_WHAT THE EXERCISE ASKS_:
Search the data below for the string "人际交往的意识与技巧". Extract every line that contains it.

_MATERIAL FOR THE TASK_:
▬▬▬

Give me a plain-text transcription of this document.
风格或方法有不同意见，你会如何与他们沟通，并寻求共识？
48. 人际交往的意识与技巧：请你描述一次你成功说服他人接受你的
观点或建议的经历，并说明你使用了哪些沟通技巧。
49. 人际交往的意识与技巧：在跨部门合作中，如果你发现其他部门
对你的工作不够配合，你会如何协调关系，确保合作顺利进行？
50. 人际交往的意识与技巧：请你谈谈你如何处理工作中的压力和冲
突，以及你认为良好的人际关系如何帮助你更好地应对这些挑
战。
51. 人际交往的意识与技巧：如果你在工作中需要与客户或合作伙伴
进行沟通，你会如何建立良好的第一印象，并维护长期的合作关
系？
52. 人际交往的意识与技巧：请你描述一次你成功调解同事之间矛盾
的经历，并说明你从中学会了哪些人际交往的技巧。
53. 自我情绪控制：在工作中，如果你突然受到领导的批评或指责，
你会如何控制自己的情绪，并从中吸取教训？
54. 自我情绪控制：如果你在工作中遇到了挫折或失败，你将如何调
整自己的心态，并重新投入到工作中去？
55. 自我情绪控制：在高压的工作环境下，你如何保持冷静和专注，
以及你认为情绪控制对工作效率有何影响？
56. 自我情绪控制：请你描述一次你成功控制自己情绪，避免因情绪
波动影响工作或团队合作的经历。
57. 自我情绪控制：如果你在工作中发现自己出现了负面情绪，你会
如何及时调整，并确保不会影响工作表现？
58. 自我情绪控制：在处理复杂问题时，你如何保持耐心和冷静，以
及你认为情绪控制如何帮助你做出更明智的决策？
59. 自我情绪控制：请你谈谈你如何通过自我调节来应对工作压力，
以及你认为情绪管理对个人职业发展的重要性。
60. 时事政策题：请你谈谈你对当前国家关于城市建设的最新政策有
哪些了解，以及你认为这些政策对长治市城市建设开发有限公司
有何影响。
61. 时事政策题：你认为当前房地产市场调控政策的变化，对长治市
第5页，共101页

▬▬▬

_ANSWER BELOW_:
48. 人际交往的意识与技巧：请你描述一次你成功说服他人接受你的
49. 人际交往的意识与技巧：在跨部门合作中，如果你发现其他部门
50. 人际交往的意识与技巧：请你谈谈你如何处理工作中的压力和冲
51. 人际交往的意识与技巧：如果你在工作中需要与客户或合作伙伴
52. 人际交往的意识与技巧：请你描述一次你成功调解同事之间矛盾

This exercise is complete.